Transcribe the records below in full; pictures stay out of the copy.

(Data excerpts)
########################################
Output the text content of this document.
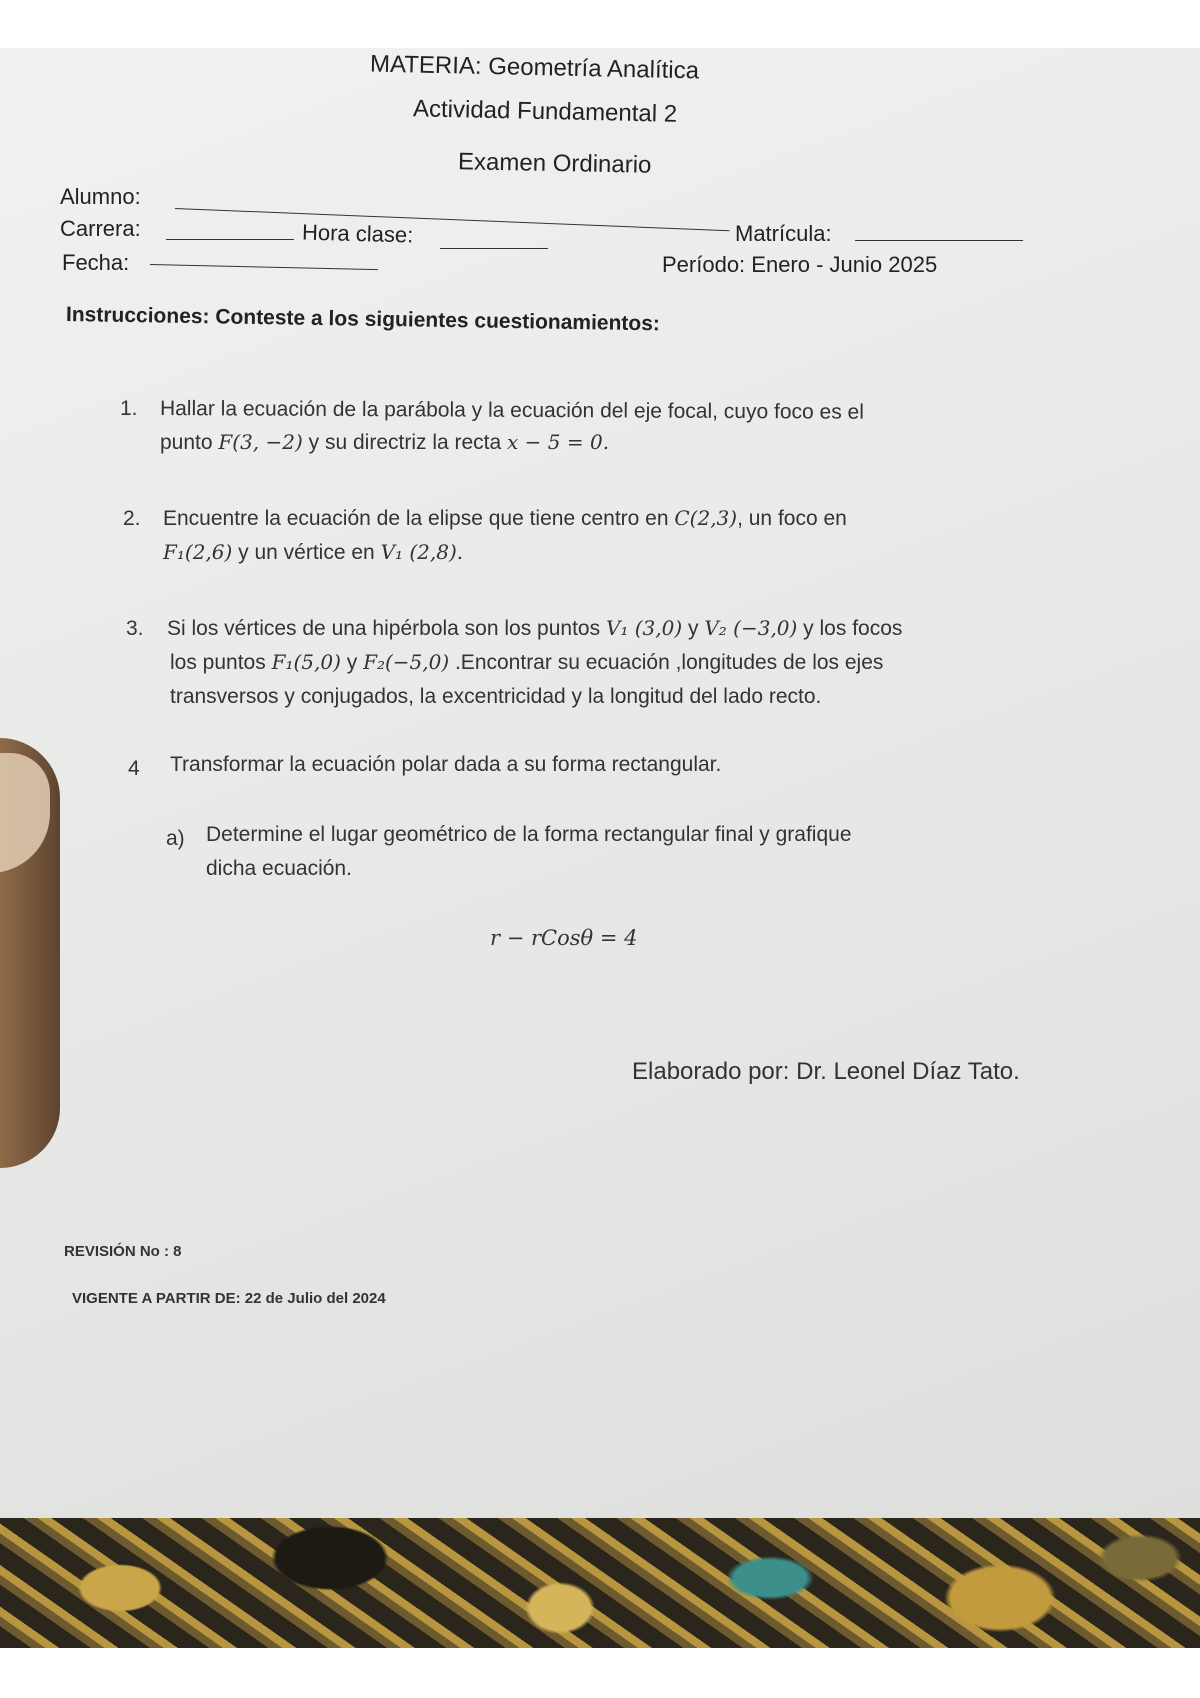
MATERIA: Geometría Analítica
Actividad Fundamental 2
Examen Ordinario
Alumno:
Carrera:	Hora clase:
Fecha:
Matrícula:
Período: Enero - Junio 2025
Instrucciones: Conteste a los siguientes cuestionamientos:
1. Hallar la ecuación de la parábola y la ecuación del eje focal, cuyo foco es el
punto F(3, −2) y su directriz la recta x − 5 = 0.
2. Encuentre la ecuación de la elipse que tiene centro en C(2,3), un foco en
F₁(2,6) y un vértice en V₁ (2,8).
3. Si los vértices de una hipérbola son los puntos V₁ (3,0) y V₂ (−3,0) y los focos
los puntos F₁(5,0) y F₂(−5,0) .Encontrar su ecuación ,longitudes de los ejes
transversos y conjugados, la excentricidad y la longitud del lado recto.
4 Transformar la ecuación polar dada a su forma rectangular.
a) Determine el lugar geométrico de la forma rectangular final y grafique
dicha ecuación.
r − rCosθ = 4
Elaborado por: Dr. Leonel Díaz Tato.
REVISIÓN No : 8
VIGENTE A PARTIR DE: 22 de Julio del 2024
########################################
• _Full solution_
Output the text content of this document.
MATERIA: Geometría Analítica
Actividad Fundamental 2
Examen Ordinario
Alumno:
Carrera:	Hora clase:
Fecha:
Matrícula:
Período: Enero - Junio 2025
Instrucciones: Conteste a los siguientes cuestionamientos:
1. Hallar la ecuación de la parábola y la ecuación del eje focal, cuyo foco es el
punto F(3, −2) y su directriz la recta x − 5 = 0.
2. Encuentre la ecuación de la elipse que tiene centro en C(2,3), un foco en
F₁(2,6) y un vértice en V₁ (2,8).
3. Si los vértices de una hipérbola son los puntos V₁ (3,0) y V₂ (−3,0) y los focos
los puntos F₁(5,0) y F₂(−5,0) .Encontrar su ecuación ,longitudes de los ejes
transversos y conjugados, la excentricidad y la longitud del lado recto.
4 Transformar la ecuación polar dada a su forma rectangular.
a) Determine el lugar geométrico de la forma rectangular final y grafique
dicha ecuación.
r − rCosθ = 4
Elaborado por: Dr. Leonel Díaz Tato.
REVISIÓN No : 8
VIGENTE A PARTIR DE: 22 de Julio del 2024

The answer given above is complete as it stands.